#### Written instruction:
Copy out the entries in full and with complete accuracy; pictures are excluded.

#### Data supplied:

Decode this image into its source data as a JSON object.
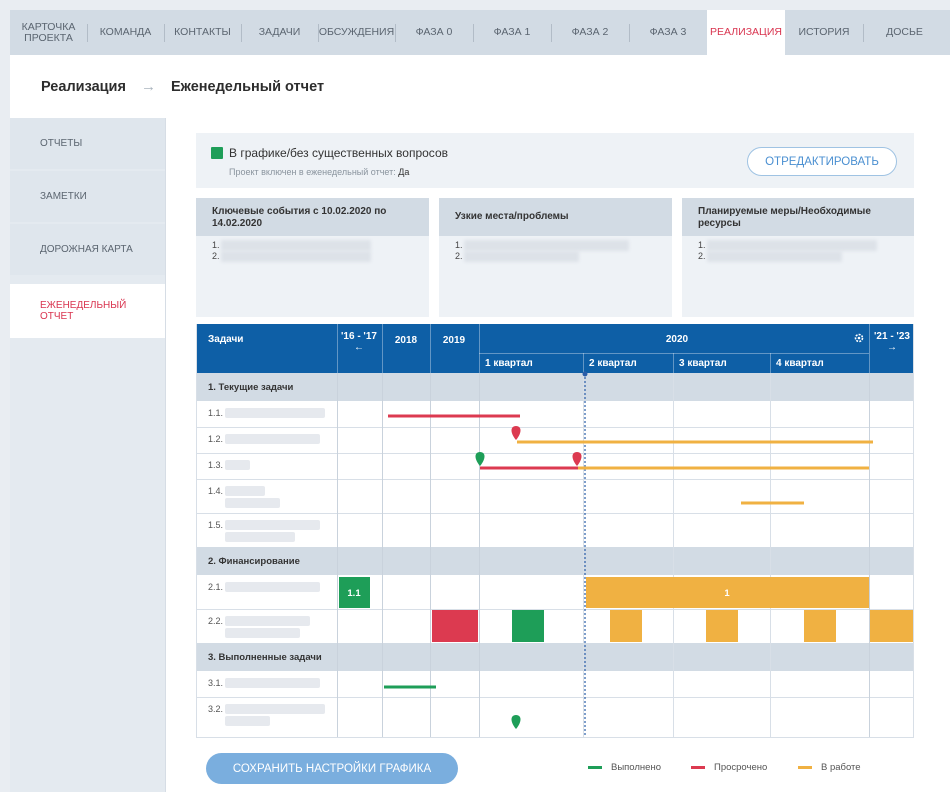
{
  "tabs": [
    {
      "label": "КАРТОЧКА ПРОЕКТА",
      "active": false
    },
    {
      "label": "КОМАНДА",
      "active": false
    },
    {
      "label": "КОНТАКТЫ",
      "active": false
    },
    {
      "label": "ЗАДАЧИ",
      "active": false
    },
    {
      "label": "ОБСУЖДЕНИЯ",
      "active": false
    },
    {
      "label": "ФАЗА 0",
      "active": false
    },
    {
      "label": "ФАЗА 1",
      "active": false
    },
    {
      "label": "ФАЗА 2",
      "active": false
    },
    {
      "label": "ФАЗА 3",
      "active": false
    },
    {
      "label": "РЕАЛИЗАЦИЯ",
      "active": true
    },
    {
      "label": "ИСТОРИЯ",
      "active": false
    },
    {
      "label": "ДОСЬЕ",
      "active": false
    }
  ],
  "breadcrumb": {
    "section": "Реализация",
    "arrow": "→",
    "page": "Еженедельный отчет"
  },
  "sidebar": {
    "items": [
      {
        "label": "ОТЧЕТЫ",
        "active": false
      },
      {
        "label": "ЗАМЕТКИ",
        "active": false
      },
      {
        "label": "ДОРОЖНАЯ КАРТА",
        "active": false
      },
      {
        "label": "ЕЖЕНЕДЕЛЬНЫЙ ОТЧЕТ",
        "active": true
      }
    ]
  },
  "status": {
    "title": "В графике/без существенных вопросов",
    "subtitle_label": "Проект включен в еженедельный отчет:",
    "subtitle_value": "Да",
    "color": "#1e9e58",
    "edit_button": "ОТРЕДАКТИРОВАТЬ"
  },
  "cards": [
    {
      "title": "Ключевые события с 10.02.2020 по 14.02.2020",
      "items": [
        "1.",
        "2."
      ]
    },
    {
      "title": "Узкие места/проблемы",
      "items": [
        "1.",
        "2."
      ]
    },
    {
      "title": "Планируемые меры/Необходимые ресурсы",
      "items": [
        "1.",
        "2."
      ]
    }
  ],
  "gantt": {
    "header": {
      "tasks": "Задачи",
      "range_left": "'16 - '17",
      "range_left_arrow": "←",
      "y2018": "2018",
      "y2019": "2019",
      "y2020": "2020",
      "range_right": "'21 - '23",
      "range_right_arrow": "→",
      "gear_icon": "gear-icon"
    },
    "quarters": [
      "1 квартал",
      "2 квартал",
      "3 квартал",
      "4 квартал"
    ],
    "groups": [
      {
        "title": "1. Текущие задачи",
        "rows": [
          "1.1.",
          "1.2.",
          "1.3.",
          "1.4.",
          "1.5."
        ]
      },
      {
        "title": "2. Финансирование",
        "rows": [
          "2.1.",
          "2.2."
        ]
      },
      {
        "title": "3. Выполненные задачи",
        "rows": [
          "3.1.",
          "3.2."
        ]
      }
    ],
    "labels": {
      "funding_2016": "1.1",
      "funding_2020": "1"
    }
  },
  "colors": {
    "done": "#1e9e58",
    "overdue": "#dc3a50",
    "in_progress": "#f0b142",
    "header_blue": "#0e5fa6"
  },
  "save_button": "СОХРАНИТЬ НАСТРОЙКИ ГРАФИКА",
  "legend": [
    {
      "label": "Выполнено",
      "color": "#1e9e58"
    },
    {
      "label": "Просрочено",
      "color": "#dc3a50"
    },
    {
      "label": "В работе",
      "color": "#f0b142"
    }
  ]
}
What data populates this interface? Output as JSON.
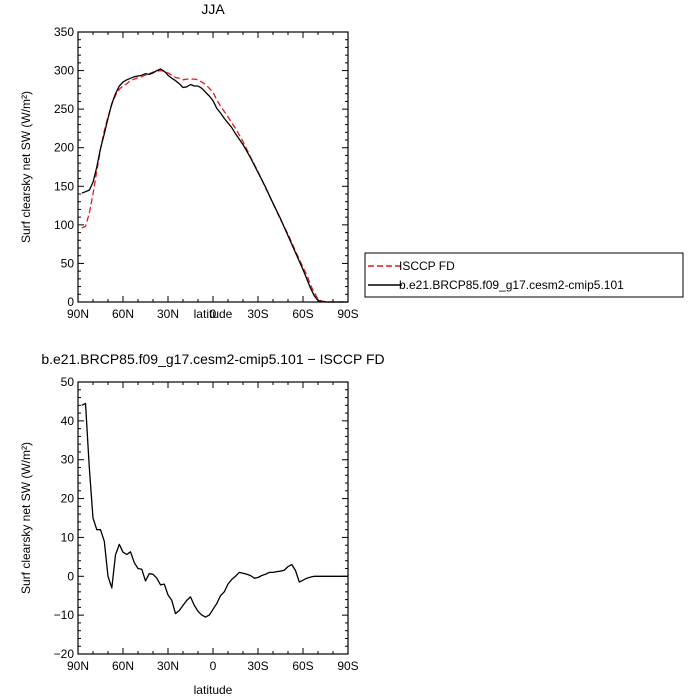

#### Output below:
Decode this image into its source data as a JSON object.
{
  "tabs": [
    {
      "label": "КАРТОЧКА ПРОЕКТА",
      "active": false
    },
    {
      "label": "КОМАНДА",
      "active": false
    },
    {
      "label": "КОНТАКТЫ",
      "active": false
    },
    {
      "label": "ЗАДАЧИ",
      "active": false
    },
    {
      "label": "ОБСУЖДЕНИЯ",
      "active": false
    },
    {
      "label": "ФАЗА 0",
      "active": false
    },
    {
      "label": "ФАЗА 1",
      "active": false
    },
    {
      "label": "ФАЗА 2",
      "active": false
    },
    {
      "label": "ФАЗА 3",
      "active": false
    },
    {
      "label": "РЕАЛИЗАЦИЯ",
      "active": true
    },
    {
      "label": "ИСТОРИЯ",
      "active": false
    },
    {
      "label": "ДОСЬЕ",
      "active": false
    }
  ],
  "breadcrumb": {
    "section": "Реализация",
    "arrow": "→",
    "page": "Еженедельный отчет"
  },
  "sidebar": {
    "items": [
      {
        "label": "ОТЧЕТЫ",
        "active": false
      },
      {
        "label": "ЗАМЕТКИ",
        "active": false
      },
      {
        "label": "ДОРОЖНАЯ КАРТА",
        "active": false
      },
      {
        "label": "ЕЖЕНЕДЕЛЬНЫЙ ОТЧЕТ",
        "active": true
      }
    ]
  },
  "status": {
    "title": "В графике/без существенных вопросов",
    "subtitle_label": "Проект включен в еженедельный отчет:",
    "subtitle_value": "Да",
    "color": "#1e9e58",
    "edit_button": "ОТРЕДАКТИРОВАТЬ"
  },
  "cards": [
    {
      "title": "Ключевые события с 10.02.2020 по 14.02.2020",
      "items": [
        "1.",
        "2."
      ]
    },
    {
      "title": "Узкие места/проблемы",
      "items": [
        "1.",
        "2."
      ]
    },
    {
      "title": "Планируемые меры/Необходимые ресурсы",
      "items": [
        "1.",
        "2."
      ]
    }
  ],
  "gantt": {
    "header": {
      "tasks": "Задачи",
      "range_left": "'16 - '17",
      "range_left_arrow": "←",
      "y2018": "2018",
      "y2019": "2019",
      "y2020": "2020",
      "range_right": "'21 - '23",
      "range_right_arrow": "→",
      "gear_icon": "gear-icon"
    },
    "quarters": [
      "1 квартал",
      "2 квартал",
      "3 квартал",
      "4 квартал"
    ],
    "groups": [
      {
        "title": "1. Текущие задачи",
        "rows": [
          "1.1.",
          "1.2.",
          "1.3.",
          "1.4.",
          "1.5."
        ]
      },
      {
        "title": "2. Финансирование",
        "rows": [
          "2.1.",
          "2.2."
        ]
      },
      {
        "title": "3. Выполненные задачи",
        "rows": [
          "3.1.",
          "3.2."
        ]
      }
    ],
    "labels": {
      "funding_2016": "1.1",
      "funding_2020": "1"
    }
  },
  "colors": {
    "done": "#1e9e58",
    "overdue": "#dc3a50",
    "in_progress": "#f0b142",
    "header_blue": "#0e5fa6"
  },
  "save_button": "СОХРАНИТЬ НАСТРОЙКИ ГРАФИКА",
  "legend": [
    {
      "label": "Выполнено",
      "color": "#1e9e58"
    },
    {
      "label": "Просрочено",
      "color": "#dc3a50"
    },
    {
      "label": "В работе",
      "color": "#f0b142"
    }
  ]
}
What data populates this interface? Output as JSON.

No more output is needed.